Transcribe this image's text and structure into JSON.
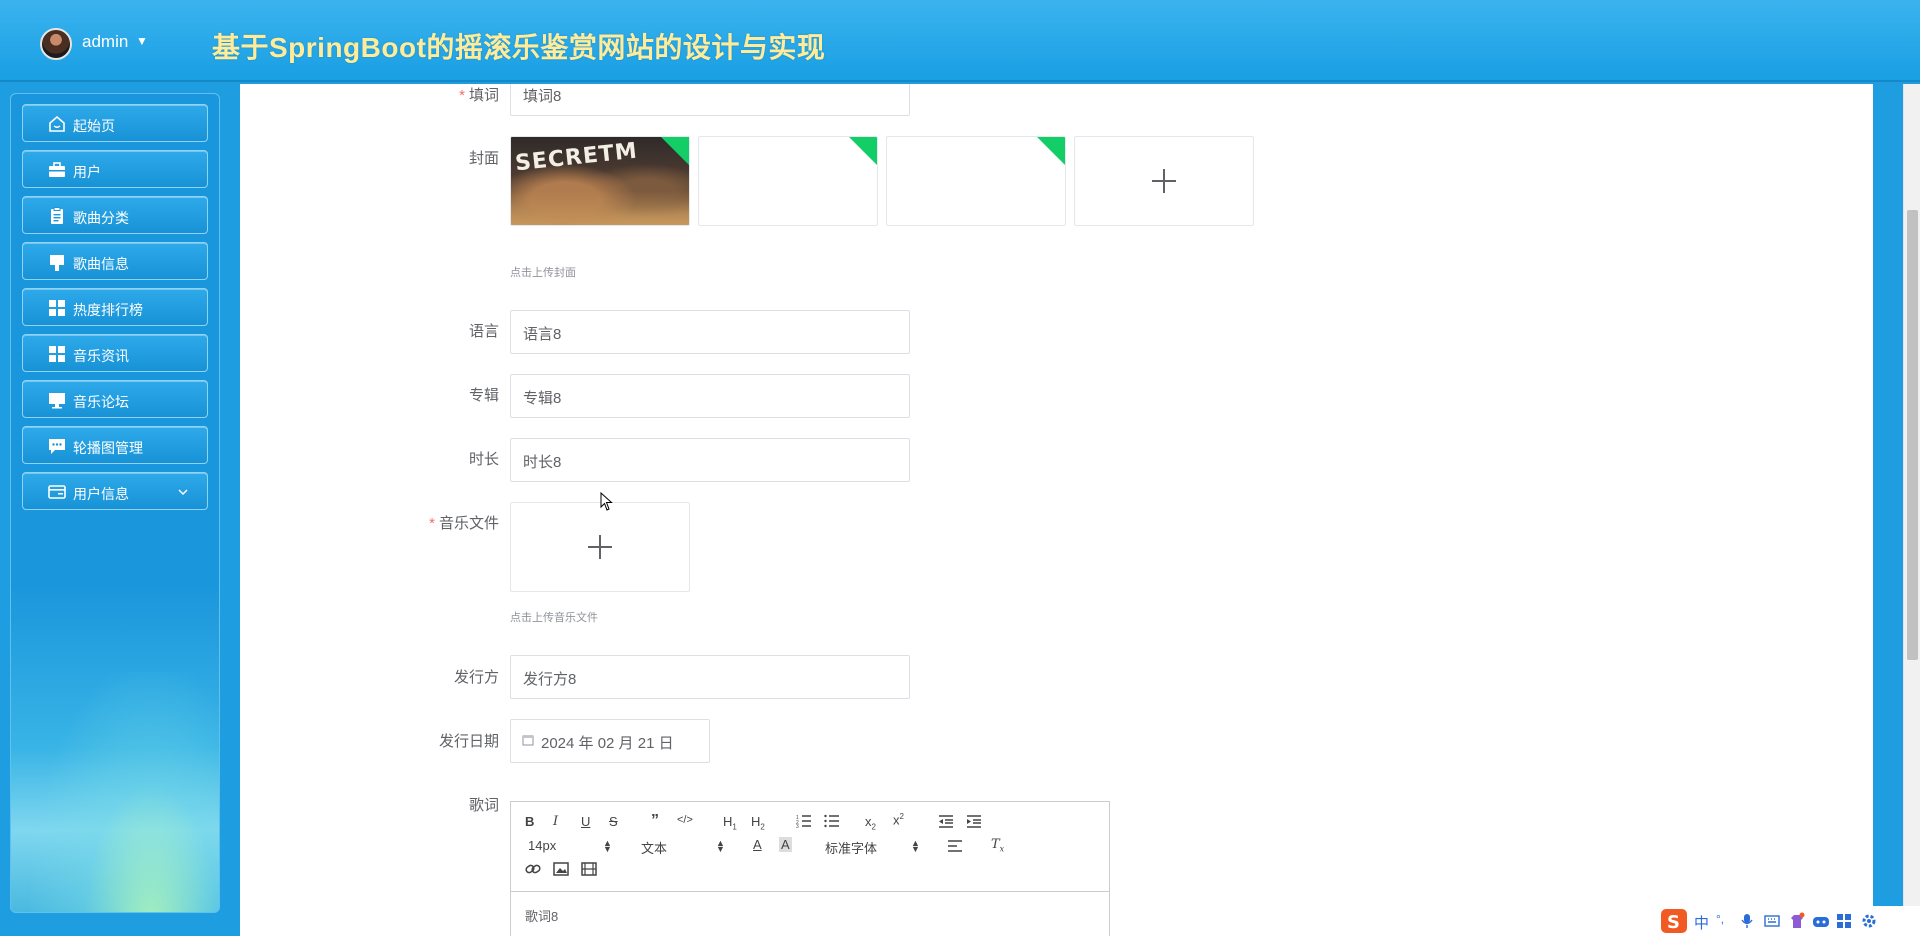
{
  "header": {
    "user": "admin",
    "title": "基于SpringBoot的摇滚乐鉴赏网站的设计与实现"
  },
  "sidebar": {
    "items": [
      {
        "label": "起始页",
        "icon": "home-icon"
      },
      {
        "label": "用户",
        "icon": "briefcase-icon"
      },
      {
        "label": "歌曲分类",
        "icon": "clipboard-icon"
      },
      {
        "label": "歌曲信息",
        "icon": "brush-icon"
      },
      {
        "label": "热度排行榜",
        "icon": "grid-icon"
      },
      {
        "label": "音乐资讯",
        "icon": "grid-icon"
      },
      {
        "label": "音乐论坛",
        "icon": "monitor-icon"
      },
      {
        "label": "轮播图管理",
        "icon": "chat-icon"
      },
      {
        "label": "用户信息",
        "icon": "card-icon"
      }
    ]
  },
  "form": {
    "lyricist": {
      "label": "填词",
      "value": "填词8"
    },
    "cover": {
      "label": "封面",
      "tip": "点击上传封面",
      "image_text": "SECRETM"
    },
    "language": {
      "label": "语言",
      "value": "语言8"
    },
    "album": {
      "label": "专辑",
      "value": "专辑8"
    },
    "duration": {
      "label": "时长",
      "value": "时长8"
    },
    "music_file": {
      "label": "音乐文件",
      "tip": "点击上传音乐文件"
    },
    "publisher": {
      "label": "发行方",
      "value": "发行方8"
    },
    "release_date": {
      "label": "发行日期",
      "value": "2024 年 02 月 21 日"
    },
    "lyrics": {
      "label": "歌词",
      "font_size": "14px",
      "header_select": "文本",
      "font_family": "标准字体",
      "content": "歌词8"
    }
  },
  "required_mark": "*",
  "ime": {
    "mode": "中",
    "punct": "°,"
  }
}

* [SET PROBLEM]:
Transcribe every record above exactly, leaving out the pictures.

* [EXERCISE ANSWER]:
Transcribe this image's text and structure into JSON.
{
  "header": {
    "user": "admin",
    "title": "基于SpringBoot的摇滚乐鉴赏网站的设计与实现"
  },
  "sidebar": {
    "items": [
      {
        "label": "起始页",
        "icon": "home-icon"
      },
      {
        "label": "用户",
        "icon": "briefcase-icon"
      },
      {
        "label": "歌曲分类",
        "icon": "clipboard-icon"
      },
      {
        "label": "歌曲信息",
        "icon": "brush-icon"
      },
      {
        "label": "热度排行榜",
        "icon": "grid-icon"
      },
      {
        "label": "音乐资讯",
        "icon": "grid-icon"
      },
      {
        "label": "音乐论坛",
        "icon": "monitor-icon"
      },
      {
        "label": "轮播图管理",
        "icon": "chat-icon"
      },
      {
        "label": "用户信息",
        "icon": "card-icon"
      }
    ]
  },
  "form": {
    "lyricist": {
      "label": "填词",
      "value": "填词8"
    },
    "cover": {
      "label": "封面",
      "tip": "点击上传封面",
      "image_text": "SECRETM"
    },
    "language": {
      "label": "语言",
      "value": "语言8"
    },
    "album": {
      "label": "专辑",
      "value": "专辑8"
    },
    "duration": {
      "label": "时长",
      "value": "时长8"
    },
    "music_file": {
      "label": "音乐文件",
      "tip": "点击上传音乐文件"
    },
    "publisher": {
      "label": "发行方",
      "value": "发行方8"
    },
    "release_date": {
      "label": "发行日期",
      "value": "2024 年 02 月 21 日"
    },
    "lyrics": {
      "label": "歌词",
      "font_size": "14px",
      "header_select": "文本",
      "font_family": "标准字体",
      "content": "歌词8"
    }
  },
  "required_mark": "*",
  "ime": {
    "mode": "中",
    "punct": "°,"
  }
}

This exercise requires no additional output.